> The request
Find the lines of data that contain the string "Forward", then list them.

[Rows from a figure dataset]
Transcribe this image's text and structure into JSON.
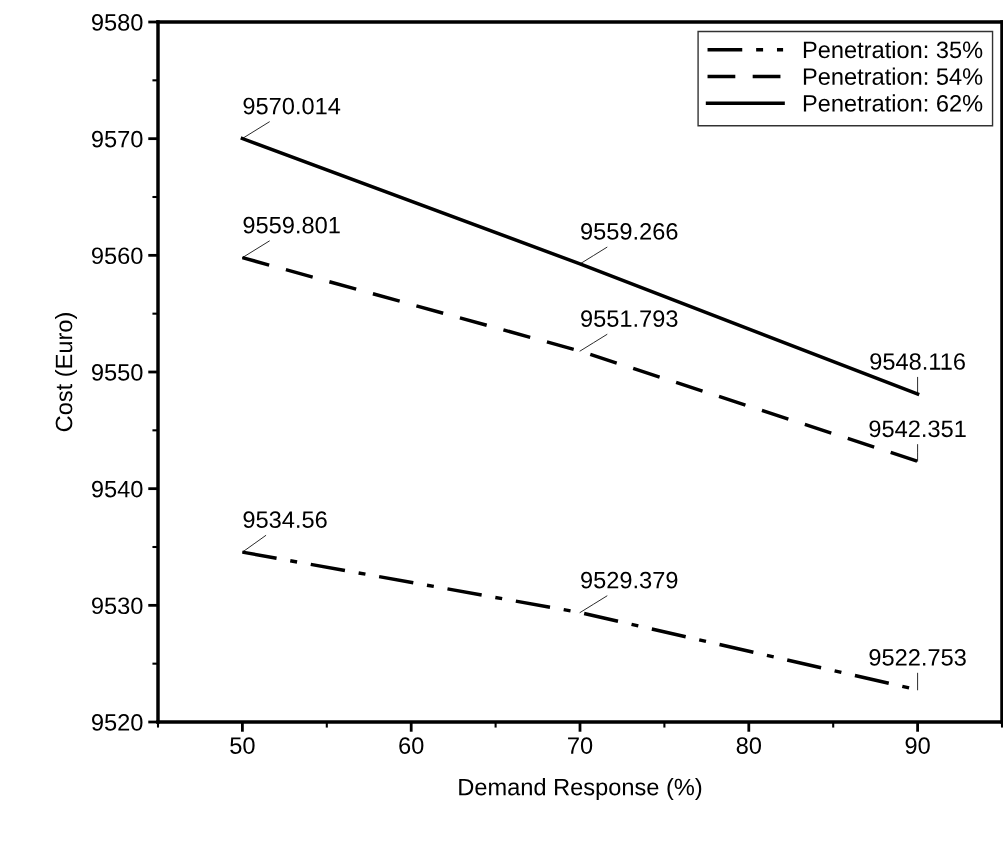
{
  "chart_data": {
    "type": "line",
    "xlabel": "Demand Response (%)",
    "ylabel": "Cost (Euro)",
    "x": [
      50,
      70,
      90
    ],
    "series": [
      {
        "name": "Penetration: 35%",
        "color": "#000000",
        "line_style": "dashdot",
        "values": [
          9534.56,
          9529.379,
          9522.753
        ]
      },
      {
        "name": "Penetration: 54%",
        "color": "#000000",
        "line_style": "dashed",
        "values": [
          9559.801,
          9551.793,
          9542.351
        ]
      },
      {
        "name": "Penetration: 62%",
        "color": "#000000",
        "line_style": "solid",
        "values": [
          9570.014,
          9559.266,
          9548.116
        ]
      }
    ],
    "xlim": [
      45,
      95
    ],
    "xticks": [
      50,
      60,
      70,
      80,
      90
    ],
    "ylim": [
      9520,
      9580
    ],
    "yticks": [
      9520,
      9530,
      9540,
      9550,
      9560,
      9570,
      9580
    ],
    "data_labels": true,
    "legend": "top right",
    "grid": false,
    "marker": "none"
  }
}
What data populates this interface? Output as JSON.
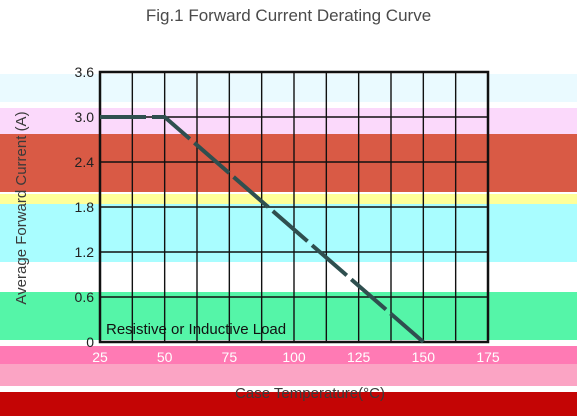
{
  "chart_data": {
    "type": "line",
    "title": "Fig.1  Forward Current Derating Curve",
    "xlabel": "Case Temperature(°C)",
    "ylabel": "Average Forward Current (A)",
    "x_tick_labels": [
      "25",
      "50",
      "75",
      "100",
      "125",
      "150",
      "175"
    ],
    "y_tick_labels": [
      "0",
      "0.6",
      "1.2",
      "1.8",
      "2.4",
      "3.0",
      "3.6"
    ],
    "xlim": [
      25,
      175
    ],
    "ylim": [
      0,
      3.6
    ],
    "grid": true,
    "annotation": "Resistive or Inductive Load",
    "series": [
      {
        "x": [
          25,
          50,
          150
        ],
        "y": [
          3.0,
          3.0,
          0
        ]
      }
    ]
  },
  "colors": {
    "curve": "#2f4f4f",
    "grid": "#111111",
    "band_pink": "#f7d7f7",
    "band_red": "#d9503f",
    "band_yellow": "#ffff99",
    "band_cyan": "#a8ffff",
    "band_green": "#66ff99",
    "band_magenta": "#ff88bb",
    "band_darkred": "#c00000"
  }
}
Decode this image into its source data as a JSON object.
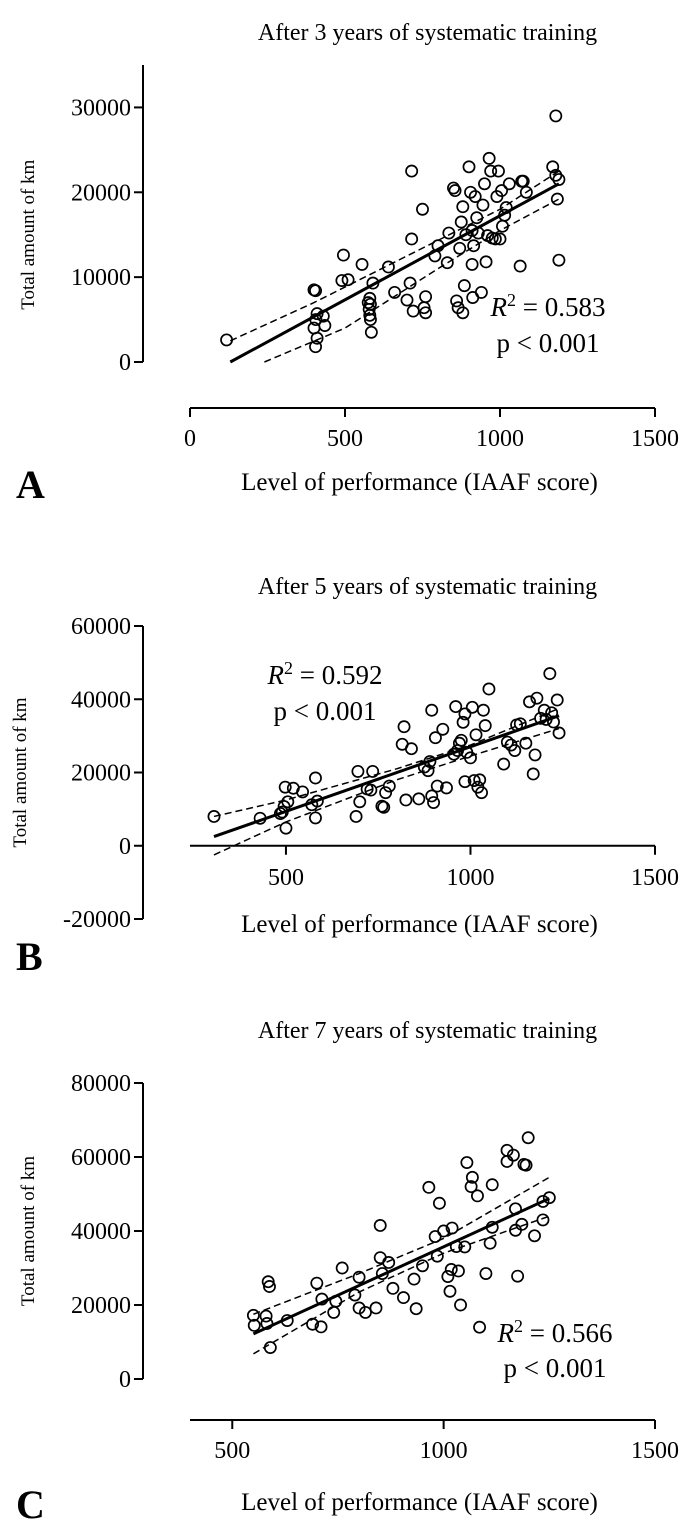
{
  "chart_data": [
    {
      "type": "scatter",
      "panel": "A",
      "title": "After 3 years of systematic training",
      "xlabel": "Level of performance (IAAF score)",
      "ylabel": "Total amount of km",
      "xlim": [
        0,
        1500
      ],
      "ylim": [
        0,
        35000
      ],
      "x_ticks": [
        0,
        500,
        1000,
        1500
      ],
      "y_ticks": [
        0,
        10000,
        20000,
        30000
      ],
      "x_tick_labels": [
        "0",
        "500",
        "1000",
        "1500"
      ],
      "y_tick_labels": [
        "0",
        "10000",
        "20000",
        "30000"
      ],
      "r2_label": "R",
      "r2_sup": "2",
      "r2_value": "= 0.583",
      "p_label": "p < 0.001",
      "fit_line": {
        "x": [
          130,
          1190
        ],
        "y": [
          0,
          21000
        ]
      },
      "ci_upper": {
        "x": [
          130,
          400,
          700,
          1000,
          1190
        ],
        "y": [
          2500,
          7000,
          12500,
          18000,
          22500
        ]
      },
      "ci_lower": {
        "x": [
          240,
          500,
          800,
          1000,
          1190
        ],
        "y": [
          0,
          4000,
          11000,
          15500,
          19200
        ]
      },
      "points": [
        [
          118,
          2600
        ],
        [
          400,
          8500
        ],
        [
          405,
          8400
        ],
        [
          410,
          5700
        ],
        [
          406,
          5000
        ],
        [
          400,
          4000
        ],
        [
          410,
          2800
        ],
        [
          405,
          1800
        ],
        [
          430,
          5400
        ],
        [
          435,
          4300
        ],
        [
          490,
          9600
        ],
        [
          495,
          12600
        ],
        [
          510,
          9700
        ],
        [
          555,
          11500
        ],
        [
          575,
          7000
        ],
        [
          580,
          7500
        ],
        [
          582,
          6800
        ],
        [
          578,
          6200
        ],
        [
          580,
          5500
        ],
        [
          582,
          5000
        ],
        [
          585,
          3500
        ],
        [
          590,
          9300
        ],
        [
          640,
          11200
        ],
        [
          660,
          8200
        ],
        [
          700,
          7300
        ],
        [
          710,
          9300
        ],
        [
          715,
          14500
        ],
        [
          715,
          22500
        ],
        [
          720,
          6000
        ],
        [
          750,
          18000
        ],
        [
          755,
          6400
        ],
        [
          760,
          7700
        ],
        [
          760,
          5800
        ],
        [
          790,
          12500
        ],
        [
          800,
          13700
        ],
        [
          830,
          11700
        ],
        [
          835,
          15200
        ],
        [
          850,
          20500
        ],
        [
          855,
          20200
        ],
        [
          860,
          7200
        ],
        [
          865,
          6400
        ],
        [
          870,
          13400
        ],
        [
          875,
          16500
        ],
        [
          880,
          18300
        ],
        [
          880,
          5800
        ],
        [
          885,
          9000
        ],
        [
          890,
          15000
        ],
        [
          900,
          23000
        ],
        [
          905,
          20000
        ],
        [
          910,
          15500
        ],
        [
          910,
          11500
        ],
        [
          912,
          7600
        ],
        [
          915,
          13700
        ],
        [
          920,
          19500
        ],
        [
          925,
          17000
        ],
        [
          930,
          15200
        ],
        [
          940,
          8200
        ],
        [
          945,
          18500
        ],
        [
          950,
          21000
        ],
        [
          955,
          11800
        ],
        [
          960,
          14900
        ],
        [
          965,
          24000
        ],
        [
          970,
          22500
        ],
        [
          975,
          14600
        ],
        [
          985,
          14500
        ],
        [
          990,
          19500
        ],
        [
          995,
          22500
        ],
        [
          1000,
          14500
        ],
        [
          1005,
          20200
        ],
        [
          1008,
          16000
        ],
        [
          1015,
          17300
        ],
        [
          1020,
          18200
        ],
        [
          1030,
          21000
        ],
        [
          1065,
          11300
        ],
        [
          1070,
          21300
        ],
        [
          1075,
          21300
        ],
        [
          1085,
          20000
        ],
        [
          1170,
          23000
        ],
        [
          1180,
          22000
        ],
        [
          1180,
          29000
        ],
        [
          1185,
          19200
        ],
        [
          1190,
          21500
        ],
        [
          1190,
          12000
        ]
      ]
    },
    {
      "type": "scatter",
      "panel": "B",
      "title": "After 5 years of systematic training",
      "xlabel": "Level of performance (IAAF score)",
      "ylabel": "Total amount of km",
      "xlim": [
        240,
        1500
      ],
      "ylim": [
        -20000,
        60000
      ],
      "x_ticks": [
        500,
        1000,
        1500
      ],
      "y_ticks": [
        -20000,
        0,
        20000,
        40000,
        60000
      ],
      "x_tick_labels": [
        "500",
        "1000",
        "1500"
      ],
      "y_tick_labels": [
        "-20000",
        "0",
        "20000",
        "40000",
        "60000"
      ],
      "r2_label": "R",
      "r2_sup": "2",
      "r2_value": "= 0.592",
      "p_label": "p < 0.001",
      "fit_line": {
        "x": [
          305,
          1240
        ],
        "y": [
          2500,
          35500
        ]
      },
      "ci_upper": {
        "x": [
          305,
          500,
          800,
          1000,
          1240
        ],
        "y": [
          8000,
          12500,
          21000,
          27500,
          37500
        ]
      },
      "ci_lower": {
        "x": [
          305,
          500,
          800,
          1000,
          1240
        ],
        "y": [
          -2500,
          6500,
          18000,
          24500,
          32000
        ]
      },
      "points": [
        [
          305,
          8000
        ],
        [
          430,
          7500
        ],
        [
          485,
          8800
        ],
        [
          490,
          9200
        ],
        [
          495,
          10700
        ],
        [
          500,
          4800
        ],
        [
          498,
          16000
        ],
        [
          505,
          12000
        ],
        [
          520,
          15700
        ],
        [
          545,
          14700
        ],
        [
          570,
          11200
        ],
        [
          580,
          18500
        ],
        [
          585,
          12200
        ],
        [
          580,
          7600
        ],
        [
          690,
          8000
        ],
        [
          695,
          20300
        ],
        [
          700,
          12000
        ],
        [
          720,
          15500
        ],
        [
          730,
          15200
        ],
        [
          735,
          20300
        ],
        [
          760,
          10800
        ],
        [
          765,
          10500
        ],
        [
          770,
          14500
        ],
        [
          780,
          16300
        ],
        [
          815,
          27700
        ],
        [
          820,
          32500
        ],
        [
          825,
          12500
        ],
        [
          840,
          26500
        ],
        [
          860,
          12800
        ],
        [
          875,
          21500
        ],
        [
          885,
          20500
        ],
        [
          890,
          23000
        ],
        [
          895,
          37000
        ],
        [
          895,
          13600
        ],
        [
          900,
          11800
        ],
        [
          905,
          29500
        ],
        [
          910,
          16300
        ],
        [
          925,
          31800
        ],
        [
          935,
          15800
        ],
        [
          955,
          25000
        ],
        [
          960,
          38000
        ],
        [
          965,
          26000
        ],
        [
          970,
          28000
        ],
        [
          975,
          28800
        ],
        [
          980,
          33700
        ],
        [
          985,
          36000
        ],
        [
          985,
          17500
        ],
        [
          990,
          25500
        ],
        [
          1000,
          24000
        ],
        [
          1005,
          37800
        ],
        [
          1010,
          17800
        ],
        [
          1015,
          30300
        ],
        [
          1020,
          16000
        ],
        [
          1025,
          18000
        ],
        [
          1030,
          14500
        ],
        [
          1035,
          37000
        ],
        [
          1040,
          32800
        ],
        [
          1050,
          42800
        ],
        [
          1090,
          22300
        ],
        [
          1100,
          28300
        ],
        [
          1110,
          27500
        ],
        [
          1120,
          26000
        ],
        [
          1125,
          33000
        ],
        [
          1135,
          33300
        ],
        [
          1150,
          28000
        ],
        [
          1160,
          39300
        ],
        [
          1170,
          19600
        ],
        [
          1175,
          24800
        ],
        [
          1180,
          40300
        ],
        [
          1190,
          34800
        ],
        [
          1200,
          37000
        ],
        [
          1205,
          34500
        ],
        [
          1215,
          47000
        ],
        [
          1220,
          36300
        ],
        [
          1225,
          33800
        ],
        [
          1235,
          39800
        ],
        [
          1240,
          30800
        ]
      ]
    },
    {
      "type": "scatter",
      "panel": "C",
      "title": "After 7 years of systematic training",
      "xlabel": "Level of performance (IAAF score)",
      "ylabel": "Total amount of km",
      "xlim": [
        400,
        1500
      ],
      "ylim": [
        0,
        80000
      ],
      "x_ticks": [
        500,
        1000,
        1500
      ],
      "y_ticks": [
        0,
        20000,
        40000,
        60000,
        80000
      ],
      "x_tick_labels": [
        "500",
        "1000",
        "1500"
      ],
      "y_tick_labels": [
        "0",
        "20000",
        "40000",
        "60000",
        "80000"
      ],
      "r2_label": "R",
      "r2_sup": "2",
      "r2_value": "= 0.566",
      "p_label": "p < 0.001",
      "fit_line": {
        "x": [
          550,
          1250
        ],
        "y": [
          12200,
          48800
        ]
      },
      "ci_upper": {
        "x": [
          550,
          800,
          1000,
          1250
        ],
        "y": [
          17500,
          28500,
          38000,
          54500
        ]
      },
      "ci_lower": {
        "x": [
          550,
          800,
          1000,
          1250
        ],
        "y": [
          6800,
          23500,
          34000,
          44000
        ]
      },
      "points": [
        [
          550,
          17200
        ],
        [
          552,
          14500
        ],
        [
          580,
          17000
        ],
        [
          582,
          15000
        ],
        [
          585,
          26300
        ],
        [
          588,
          25000
        ],
        [
          590,
          8500
        ],
        [
          630,
          15800
        ],
        [
          690,
          14800
        ],
        [
          700,
          25900
        ],
        [
          710,
          14100
        ],
        [
          712,
          21600
        ],
        [
          740,
          18000
        ],
        [
          745,
          21000
        ],
        [
          760,
          30000
        ],
        [
          790,
          22700
        ],
        [
          800,
          19200
        ],
        [
          800,
          27500
        ],
        [
          815,
          18000
        ],
        [
          840,
          19200
        ],
        [
          850,
          32800
        ],
        [
          850,
          41500
        ],
        [
          855,
          28500
        ],
        [
          870,
          31500
        ],
        [
          880,
          24500
        ],
        [
          905,
          22000
        ],
        [
          930,
          27000
        ],
        [
          935,
          19000
        ],
        [
          950,
          30600
        ],
        [
          965,
          51800
        ],
        [
          980,
          38500
        ],
        [
          985,
          33200
        ],
        [
          990,
          47500
        ],
        [
          1000,
          40000
        ],
        [
          1010,
          27700
        ],
        [
          1015,
          23700
        ],
        [
          1018,
          29600
        ],
        [
          1020,
          40800
        ],
        [
          1030,
          35800
        ],
        [
          1035,
          29200
        ],
        [
          1040,
          20000
        ],
        [
          1050,
          35700
        ],
        [
          1055,
          58500
        ],
        [
          1065,
          52000
        ],
        [
          1068,
          54500
        ],
        [
          1080,
          49500
        ],
        [
          1085,
          14000
        ],
        [
          1100,
          28500
        ],
        [
          1110,
          36700
        ],
        [
          1115,
          41000
        ],
        [
          1115,
          52500
        ],
        [
          1150,
          58800
        ],
        [
          1150,
          61800
        ],
        [
          1165,
          60500
        ],
        [
          1170,
          46000
        ],
        [
          1170,
          40200
        ],
        [
          1175,
          27800
        ],
        [
          1185,
          41800
        ],
        [
          1190,
          58000
        ],
        [
          1195,
          57800
        ],
        [
          1200,
          65200
        ],
        [
          1215,
          38700
        ],
        [
          1235,
          43000
        ],
        [
          1235,
          48000
        ],
        [
          1250,
          49000
        ]
      ]
    }
  ]
}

> Solved problem
    "title": "Fig.1  Forward Current Derating Curve",
    "ylabel": "Average Forward Current (A)",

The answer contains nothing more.